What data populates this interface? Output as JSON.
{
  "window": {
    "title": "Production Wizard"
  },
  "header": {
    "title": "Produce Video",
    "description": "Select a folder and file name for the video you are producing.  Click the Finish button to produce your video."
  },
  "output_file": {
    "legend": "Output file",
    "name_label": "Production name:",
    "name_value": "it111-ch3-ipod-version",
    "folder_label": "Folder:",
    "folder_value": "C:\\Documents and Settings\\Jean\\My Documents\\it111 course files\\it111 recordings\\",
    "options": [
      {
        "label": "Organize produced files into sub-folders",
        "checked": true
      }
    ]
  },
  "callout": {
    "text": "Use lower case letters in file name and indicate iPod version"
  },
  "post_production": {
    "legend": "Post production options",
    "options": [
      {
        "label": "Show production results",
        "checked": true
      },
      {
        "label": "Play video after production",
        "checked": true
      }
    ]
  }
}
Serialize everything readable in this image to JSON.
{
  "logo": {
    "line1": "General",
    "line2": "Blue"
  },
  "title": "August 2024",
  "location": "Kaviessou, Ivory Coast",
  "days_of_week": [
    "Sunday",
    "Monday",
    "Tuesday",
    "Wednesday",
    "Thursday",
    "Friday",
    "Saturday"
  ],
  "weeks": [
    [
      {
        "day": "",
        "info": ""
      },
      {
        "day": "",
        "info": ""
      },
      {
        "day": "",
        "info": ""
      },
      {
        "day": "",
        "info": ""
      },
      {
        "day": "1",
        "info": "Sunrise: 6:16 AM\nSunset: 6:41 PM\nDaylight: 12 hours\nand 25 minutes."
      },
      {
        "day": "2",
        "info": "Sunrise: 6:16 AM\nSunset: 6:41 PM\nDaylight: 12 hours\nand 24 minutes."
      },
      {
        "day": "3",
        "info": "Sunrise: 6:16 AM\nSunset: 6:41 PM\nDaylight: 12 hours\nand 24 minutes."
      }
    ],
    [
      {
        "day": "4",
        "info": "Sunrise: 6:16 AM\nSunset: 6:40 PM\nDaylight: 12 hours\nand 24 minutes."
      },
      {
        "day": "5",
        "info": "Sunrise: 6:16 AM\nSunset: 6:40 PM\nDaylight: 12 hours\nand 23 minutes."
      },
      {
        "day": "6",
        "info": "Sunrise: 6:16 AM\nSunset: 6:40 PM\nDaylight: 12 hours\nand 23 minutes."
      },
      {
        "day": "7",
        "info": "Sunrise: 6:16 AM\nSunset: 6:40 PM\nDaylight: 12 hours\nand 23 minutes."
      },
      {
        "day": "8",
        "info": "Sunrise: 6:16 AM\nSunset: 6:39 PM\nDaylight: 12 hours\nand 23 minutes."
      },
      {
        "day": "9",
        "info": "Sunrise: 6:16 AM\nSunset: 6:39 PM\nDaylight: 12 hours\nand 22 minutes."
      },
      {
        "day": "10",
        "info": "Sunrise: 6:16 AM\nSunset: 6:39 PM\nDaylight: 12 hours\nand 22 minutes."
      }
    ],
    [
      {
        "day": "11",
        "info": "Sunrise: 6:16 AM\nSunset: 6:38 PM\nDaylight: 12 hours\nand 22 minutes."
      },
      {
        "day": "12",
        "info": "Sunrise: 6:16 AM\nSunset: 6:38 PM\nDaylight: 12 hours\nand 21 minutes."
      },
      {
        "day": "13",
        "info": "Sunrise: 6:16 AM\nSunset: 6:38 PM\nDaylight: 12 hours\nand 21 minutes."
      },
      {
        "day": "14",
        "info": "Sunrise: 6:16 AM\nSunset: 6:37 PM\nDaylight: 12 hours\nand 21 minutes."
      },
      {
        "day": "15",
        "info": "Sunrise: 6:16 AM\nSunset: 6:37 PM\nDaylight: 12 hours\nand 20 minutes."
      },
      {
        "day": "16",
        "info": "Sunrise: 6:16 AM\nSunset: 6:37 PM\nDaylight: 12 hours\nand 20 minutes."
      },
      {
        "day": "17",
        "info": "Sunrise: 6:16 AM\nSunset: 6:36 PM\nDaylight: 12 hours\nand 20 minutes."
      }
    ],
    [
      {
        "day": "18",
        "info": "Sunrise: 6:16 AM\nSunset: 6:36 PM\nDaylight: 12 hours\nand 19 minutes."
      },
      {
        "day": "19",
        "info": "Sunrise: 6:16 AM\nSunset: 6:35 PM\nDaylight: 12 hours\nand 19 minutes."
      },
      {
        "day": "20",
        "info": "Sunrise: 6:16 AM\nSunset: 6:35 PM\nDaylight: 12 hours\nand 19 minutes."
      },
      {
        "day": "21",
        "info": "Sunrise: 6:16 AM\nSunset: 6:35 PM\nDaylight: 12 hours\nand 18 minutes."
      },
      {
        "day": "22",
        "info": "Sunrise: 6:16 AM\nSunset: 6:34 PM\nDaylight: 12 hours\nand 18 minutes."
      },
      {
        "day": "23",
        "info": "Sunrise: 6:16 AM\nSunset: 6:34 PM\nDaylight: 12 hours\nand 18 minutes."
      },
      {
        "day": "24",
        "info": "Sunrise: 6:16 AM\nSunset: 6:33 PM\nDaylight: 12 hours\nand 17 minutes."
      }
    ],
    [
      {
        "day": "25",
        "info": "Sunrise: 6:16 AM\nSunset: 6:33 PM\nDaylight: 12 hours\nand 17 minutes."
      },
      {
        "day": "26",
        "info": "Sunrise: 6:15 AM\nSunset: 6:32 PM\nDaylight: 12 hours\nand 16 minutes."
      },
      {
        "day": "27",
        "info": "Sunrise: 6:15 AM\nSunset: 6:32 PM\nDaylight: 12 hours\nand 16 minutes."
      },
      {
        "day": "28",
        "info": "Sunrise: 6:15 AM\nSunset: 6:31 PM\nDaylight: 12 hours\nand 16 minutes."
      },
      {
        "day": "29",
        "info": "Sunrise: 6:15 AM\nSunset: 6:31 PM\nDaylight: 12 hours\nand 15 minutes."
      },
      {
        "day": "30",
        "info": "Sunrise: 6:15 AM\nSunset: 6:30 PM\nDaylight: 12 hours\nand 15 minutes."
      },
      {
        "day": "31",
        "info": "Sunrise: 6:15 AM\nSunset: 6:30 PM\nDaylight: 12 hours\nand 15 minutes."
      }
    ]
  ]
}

— EXERCISE TASK —
Repeat the entries exactly, all of them.

— RESULT FOR THIS TASK —
What data populates this interface? Output as JSON.
{
  "window": {
    "title": "Production Wizard"
  },
  "header": {
    "title": "Produce Video",
    "description": "Select a folder and file name for the video you are producing.  Click the Finish button to produce your video."
  },
  "output_file": {
    "legend": "Output file",
    "name_label": "Production name:",
    "name_value": "it111-ch3-ipod-version",
    "folder_label": "Folder:",
    "folder_value": "C:\\Documents and Settings\\Jean\\My Documents\\it111 course files\\it111 recordings\\",
    "options": [
      {
        "label": "Organize produced files into sub-folders",
        "checked": true
      }
    ]
  },
  "callout": {
    "text": "Use lower case letters in file name and indicate iPod version"
  },
  "post_production": {
    "legend": "Post production options",
    "options": [
      {
        "label": "Show production results",
        "checked": true
      },
      {
        "label": "Play video after production",
        "checked": true
      }
    ]
  }
}
Serialize everything readable in this image to JSON.
{
  "logo": {
    "line1": "General",
    "line2": "Blue"
  },
  "title": "August 2024",
  "location": "Kaviessou, Ivory Coast",
  "days_of_week": [
    "Sunday",
    "Monday",
    "Tuesday",
    "Wednesday",
    "Thursday",
    "Friday",
    "Saturday"
  ],
  "weeks": [
    [
      {
        "day": "",
        "info": ""
      },
      {
        "day": "",
        "info": ""
      },
      {
        "day": "",
        "info": ""
      },
      {
        "day": "",
        "info": ""
      },
      {
        "day": "1",
        "info": "Sunrise: 6:16 AM\nSunset: 6:41 PM\nDaylight: 12 hours\nand 25 minutes."
      },
      {
        "day": "2",
        "info": "Sunrise: 6:16 AM\nSunset: 6:41 PM\nDaylight: 12 hours\nand 24 minutes."
      },
      {
        "day": "3",
        "info": "Sunrise: 6:16 AM\nSunset: 6:41 PM\nDaylight: 12 hours\nand 24 minutes."
      }
    ],
    [
      {
        "day": "4",
        "info": "Sunrise: 6:16 AM\nSunset: 6:40 PM\nDaylight: 12 hours\nand 24 minutes."
      },
      {
        "day": "5",
        "info": "Sunrise: 6:16 AM\nSunset: 6:40 PM\nDaylight: 12 hours\nand 23 minutes."
      },
      {
        "day": "6",
        "info": "Sunrise: 6:16 AM\nSunset: 6:40 PM\nDaylight: 12 hours\nand 23 minutes."
      },
      {
        "day": "7",
        "info": "Sunrise: 6:16 AM\nSunset: 6:40 PM\nDaylight: 12 hours\nand 23 minutes."
      },
      {
        "day": "8",
        "info": "Sunrise: 6:16 AM\nSunset: 6:39 PM\nDaylight: 12 hours\nand 23 minutes."
      },
      {
        "day": "9",
        "info": "Sunrise: 6:16 AM\nSunset: 6:39 PM\nDaylight: 12 hours\nand 22 minutes."
      },
      {
        "day": "10",
        "info": "Sunrise: 6:16 AM\nSunset: 6:39 PM\nDaylight: 12 hours\nand 22 minutes."
      }
    ],
    [
      {
        "day": "11",
        "info": "Sunrise: 6:16 AM\nSunset: 6:38 PM\nDaylight: 12 hours\nand 22 minutes."
      },
      {
        "day": "12",
        "info": "Sunrise: 6:16 AM\nSunset: 6:38 PM\nDaylight: 12 hours\nand 21 minutes."
      },
      {
        "day": "13",
        "info": "Sunrise: 6:16 AM\nSunset: 6:38 PM\nDaylight: 12 hours\nand 21 minutes."
      },
      {
        "day": "14",
        "info": "Sunrise: 6:16 AM\nSunset: 6:37 PM\nDaylight: 12 hours\nand 21 minutes."
      },
      {
        "day": "15",
        "info": "Sunrise: 6:16 AM\nSunset: 6:37 PM\nDaylight: 12 hours\nand 20 minutes."
      },
      {
        "day": "16",
        "info": "Sunrise: 6:16 AM\nSunset: 6:37 PM\nDaylight: 12 hours\nand 20 minutes."
      },
      {
        "day": "17",
        "info": "Sunrise: 6:16 AM\nSunset: 6:36 PM\nDaylight: 12 hours\nand 20 minutes."
      }
    ],
    [
      {
        "day": "18",
        "info": "Sunrise: 6:16 AM\nSunset: 6:36 PM\nDaylight: 12 hours\nand 19 minutes."
      },
      {
        "day": "19",
        "info": "Sunrise: 6:16 AM\nSunset: 6:35 PM\nDaylight: 12 hours\nand 19 minutes."
      },
      {
        "day": "20",
        "info": "Sunrise: 6:16 AM\nSunset: 6:35 PM\nDaylight: 12 hours\nand 19 minutes."
      },
      {
        "day": "21",
        "info": "Sunrise: 6:16 AM\nSunset: 6:35 PM\nDaylight: 12 hours\nand 18 minutes."
      },
      {
        "day": "22",
        "info": "Sunrise: 6:16 AM\nSunset: 6:34 PM\nDaylight: 12 hours\nand 18 minutes."
      },
      {
        "day": "23",
        "info": "Sunrise: 6:16 AM\nSunset: 6:34 PM\nDaylight: 12 hours\nand 18 minutes."
      },
      {
        "day": "24",
        "info": "Sunrise: 6:16 AM\nSunset: 6:33 PM\nDaylight: 12 hours\nand 17 minutes."
      }
    ],
    [
      {
        "day": "25",
        "info": "Sunrise: 6:16 AM\nSunset: 6:33 PM\nDaylight: 12 hours\nand 17 minutes."
      },
      {
        "day": "26",
        "info": "Sunrise: 6:15 AM\nSunset: 6:32 PM\nDaylight: 12 hours\nand 16 minutes."
      },
      {
        "day": "27",
        "info": "Sunrise: 6:15 AM\nSunset: 6:32 PM\nDaylight: 12 hours\nand 16 minutes."
      },
      {
        "day": "28",
        "info": "Sunrise: 6:15 AM\nSunset: 6:31 PM\nDaylight: 12 hours\nand 16 minutes."
      },
      {
        "day": "29",
        "info": "Sunrise: 6:15 AM\nSunset: 6:31 PM\nDaylight: 12 hours\nand 15 minutes."
      },
      {
        "day": "30",
        "info": "Sunrise: 6:15 AM\nSunset: 6:30 PM\nDaylight: 12 hours\nand 15 minutes."
      },
      {
        "day": "31",
        "info": "Sunrise: 6:15 AM\nSunset: 6:30 PM\nDaylight: 12 hours\nand 15 minutes."
      }
    ]
  ]
}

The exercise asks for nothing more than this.